---- EXTRACTED ENTRIES
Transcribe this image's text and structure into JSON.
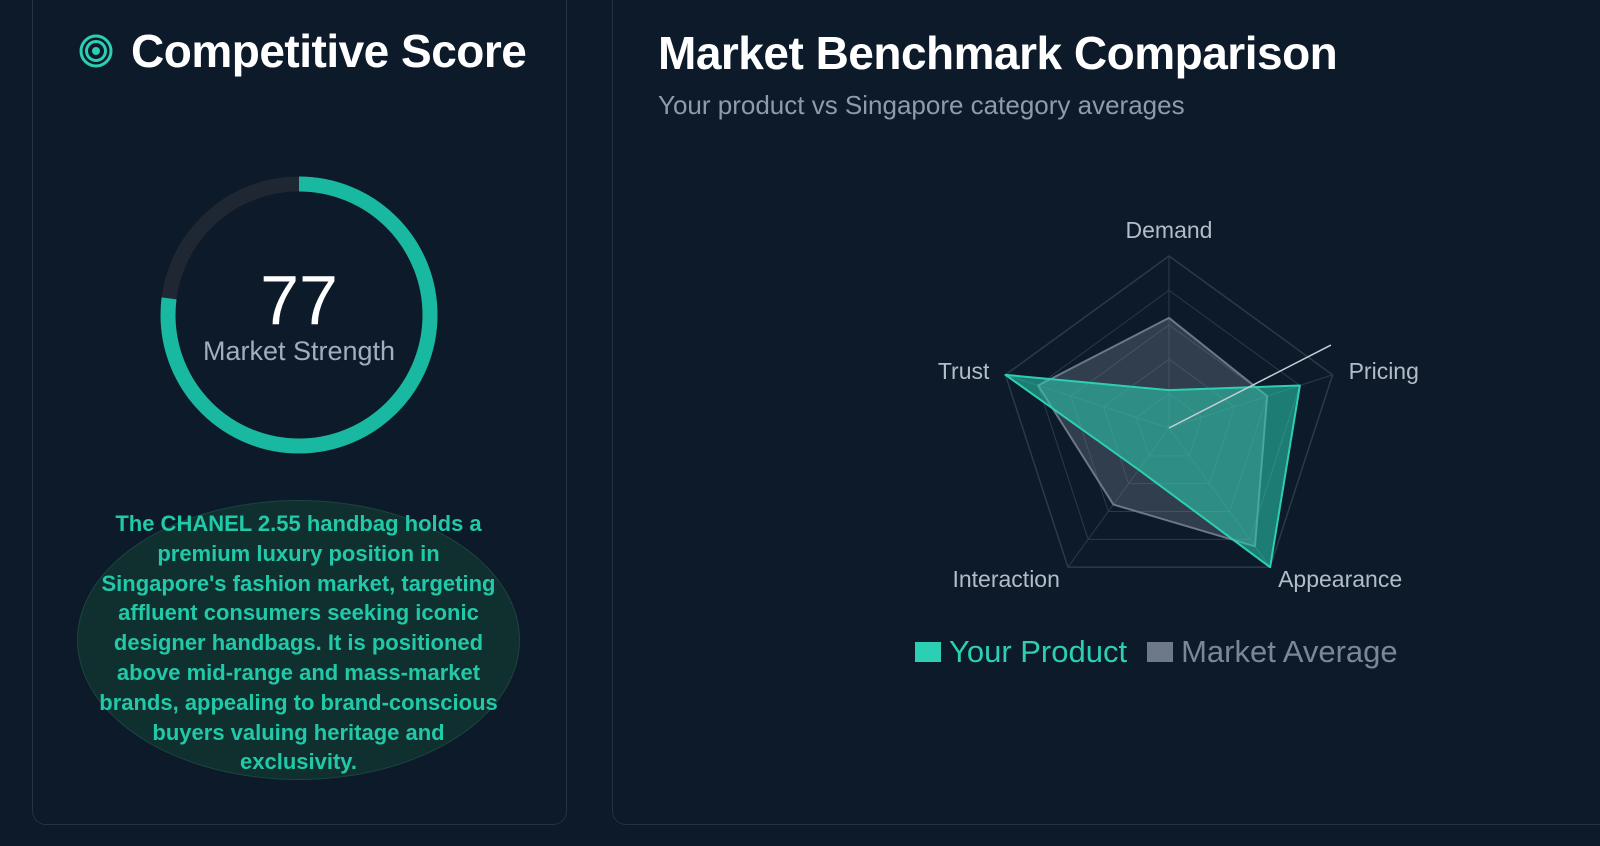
{
  "score_panel": {
    "title": "Competitive Score",
    "icon": "target-icon",
    "score": 77,
    "score_max": 100,
    "score_label": "Market Strength",
    "summary": "The CHANEL 2.55 handbag holds a premium luxury position in Singapore's fashion market, targeting affluent consumers seeking iconic designer handbags. It is positioned above mid-range and mass-market brands, appealing to brand-conscious buyers valuing heritage and exclusivity."
  },
  "benchmark_panel": {
    "title": "Market Benchmark Comparison",
    "subtitle": "Your product vs Singapore category averages"
  },
  "colors": {
    "accent": "#2ccfb4",
    "market": "#7b8797",
    "background": "#0c1a29"
  },
  "chart_data": {
    "type": "radar",
    "axes": [
      "Demand",
      "Pricing",
      "Appearance",
      "Interaction",
      "Trust"
    ],
    "series": [
      {
        "name": "Your Product",
        "values": [
          22,
          80,
          100,
          30,
          100
        ]
      },
      {
        "name": "Market Average",
        "values": [
          64,
          60,
          85,
          55,
          80
        ]
      }
    ],
    "range": [
      0,
      100
    ],
    "grid_levels": 5,
    "legend_position": "bottom"
  }
}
--------
Leave out the pictures and copy everything else in the records word for word.

Transcribe this image's text and structure into JSON.
{
  "score_panel": {
    "title": "Competitive Score",
    "icon": "target-icon",
    "score": 77,
    "score_max": 100,
    "score_label": "Market Strength",
    "summary": "The CHANEL 2.55 handbag holds a premium luxury position in Singapore's fashion market, targeting affluent consumers seeking iconic designer handbags. It is positioned above mid-range and mass-market brands, appealing to brand-conscious buyers valuing heritage and exclusivity."
  },
  "benchmark_panel": {
    "title": "Market Benchmark Comparison",
    "subtitle": "Your product vs Singapore category averages"
  },
  "colors": {
    "accent": "#2ccfb4",
    "market": "#7b8797",
    "background": "#0c1a29"
  },
  "chart_data": {
    "type": "radar",
    "axes": [
      "Demand",
      "Pricing",
      "Appearance",
      "Interaction",
      "Trust"
    ],
    "series": [
      {
        "name": "Your Product",
        "values": [
          22,
          80,
          100,
          30,
          100
        ]
      },
      {
        "name": "Market Average",
        "values": [
          64,
          60,
          85,
          55,
          80
        ]
      }
    ],
    "range": [
      0,
      100
    ],
    "grid_levels": 5,
    "legend_position": "bottom"
  }
}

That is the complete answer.